__Exercise input__.

##############################

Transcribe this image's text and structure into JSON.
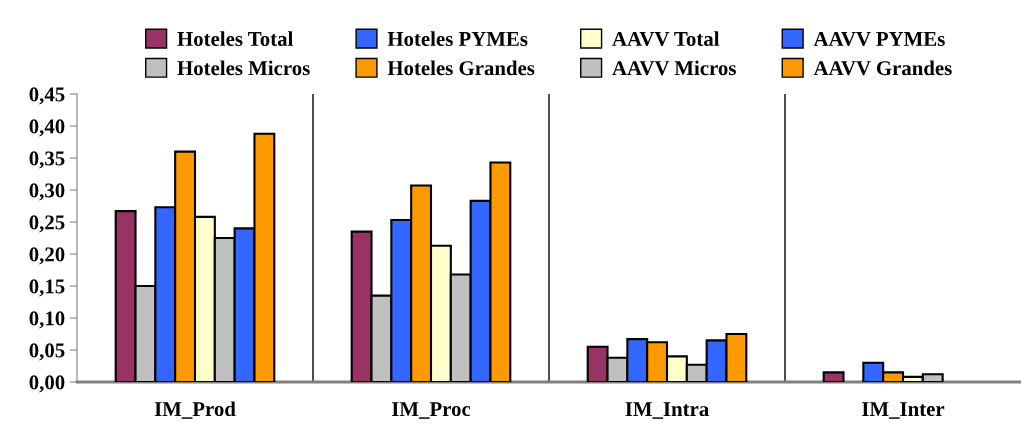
{
  "chart_data": {
    "type": "bar",
    "categories": [
      "IM_Prod",
      "IM_Proc",
      "IM_Intra",
      "IM_Inter"
    ],
    "series": [
      {
        "name": "Hoteles Total",
        "color": "#993366",
        "values": [
          0.267,
          0.235,
          0.055,
          0.015
        ]
      },
      {
        "name": "Hoteles Micros",
        "color": "#c0c0c0",
        "values": [
          0.15,
          0.135,
          0.038,
          null
        ]
      },
      {
        "name": "Hoteles PYMEs",
        "color": "#3366ff",
        "values": [
          0.273,
          0.253,
          0.067,
          0.03
        ]
      },
      {
        "name": "Hoteles Grandes",
        "color": "#ff9900",
        "values": [
          0.36,
          0.307,
          0.062,
          0.015
        ]
      },
      {
        "name": "AAVV Total",
        "color": "#ffffcc",
        "values": [
          0.258,
          0.213,
          0.04,
          0.008
        ]
      },
      {
        "name": "AAVV Micros",
        "color": "#c0c0c0",
        "values": [
          0.225,
          0.168,
          0.027,
          0.012
        ]
      },
      {
        "name": "AAVV PYMEs",
        "color": "#3366ff",
        "values": [
          0.24,
          0.283,
          0.065,
          null
        ]
      },
      {
        "name": "AAVV Grandes",
        "color": "#ff9900",
        "values": [
          0.388,
          0.343,
          0.075,
          null
        ]
      }
    ],
    "ylim": [
      0,
      0.45
    ],
    "yticks": [
      {
        "value": 0,
        "label": "0,00"
      },
      {
        "value": 0.05,
        "label": "0,05"
      },
      {
        "value": 0.1,
        "label": "0,10"
      },
      {
        "value": 0.15,
        "label": "0,15"
      },
      {
        "value": 0.2,
        "label": "0,20"
      },
      {
        "value": 0.25,
        "label": "0,25"
      },
      {
        "value": 0.3,
        "label": "0,30"
      },
      {
        "value": 0.35,
        "label": "0,35"
      },
      {
        "value": 0.4,
        "label": "0,40"
      },
      {
        "value": 0.45,
        "label": "0,45"
      }
    ],
    "grid": "x",
    "legend": "top"
  }
}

##############################

__Problem to work on__. Write out all the entries word for word, but skip any images.

__Result of the task__.
Transcribe this image's text and structure into JSON.
{
  "chart_data": {
    "type": "bar",
    "categories": [
      "IM_Prod",
      "IM_Proc",
      "IM_Intra",
      "IM_Inter"
    ],
    "series": [
      {
        "name": "Hoteles Total",
        "color": "#993366",
        "values": [
          0.267,
          0.235,
          0.055,
          0.015
        ]
      },
      {
        "name": "Hoteles Micros",
        "color": "#c0c0c0",
        "values": [
          0.15,
          0.135,
          0.038,
          null
        ]
      },
      {
        "name": "Hoteles PYMEs",
        "color": "#3366ff",
        "values": [
          0.273,
          0.253,
          0.067,
          0.03
        ]
      },
      {
        "name": "Hoteles Grandes",
        "color": "#ff9900",
        "values": [
          0.36,
          0.307,
          0.062,
          0.015
        ]
      },
      {
        "name": "AAVV Total",
        "color": "#ffffcc",
        "values": [
          0.258,
          0.213,
          0.04,
          0.008
        ]
      },
      {
        "name": "AAVV Micros",
        "color": "#c0c0c0",
        "values": [
          0.225,
          0.168,
          0.027,
          0.012
        ]
      },
      {
        "name": "AAVV PYMEs",
        "color": "#3366ff",
        "values": [
          0.24,
          0.283,
          0.065,
          null
        ]
      },
      {
        "name": "AAVV Grandes",
        "color": "#ff9900",
        "values": [
          0.388,
          0.343,
          0.075,
          null
        ]
      }
    ],
    "ylim": [
      0,
      0.45
    ],
    "yticks": [
      {
        "value": 0,
        "label": "0,00"
      },
      {
        "value": 0.05,
        "label": "0,05"
      },
      {
        "value": 0.1,
        "label": "0,10"
      },
      {
        "value": 0.15,
        "label": "0,15"
      },
      {
        "value": 0.2,
        "label": "0,20"
      },
      {
        "value": 0.25,
        "label": "0,25"
      },
      {
        "value": 0.3,
        "label": "0,30"
      },
      {
        "value": 0.35,
        "label": "0,35"
      },
      {
        "value": 0.4,
        "label": "0,40"
      },
      {
        "value": 0.45,
        "label": "0,45"
      }
    ],
    "grid": "x",
    "legend": "top"
  }
}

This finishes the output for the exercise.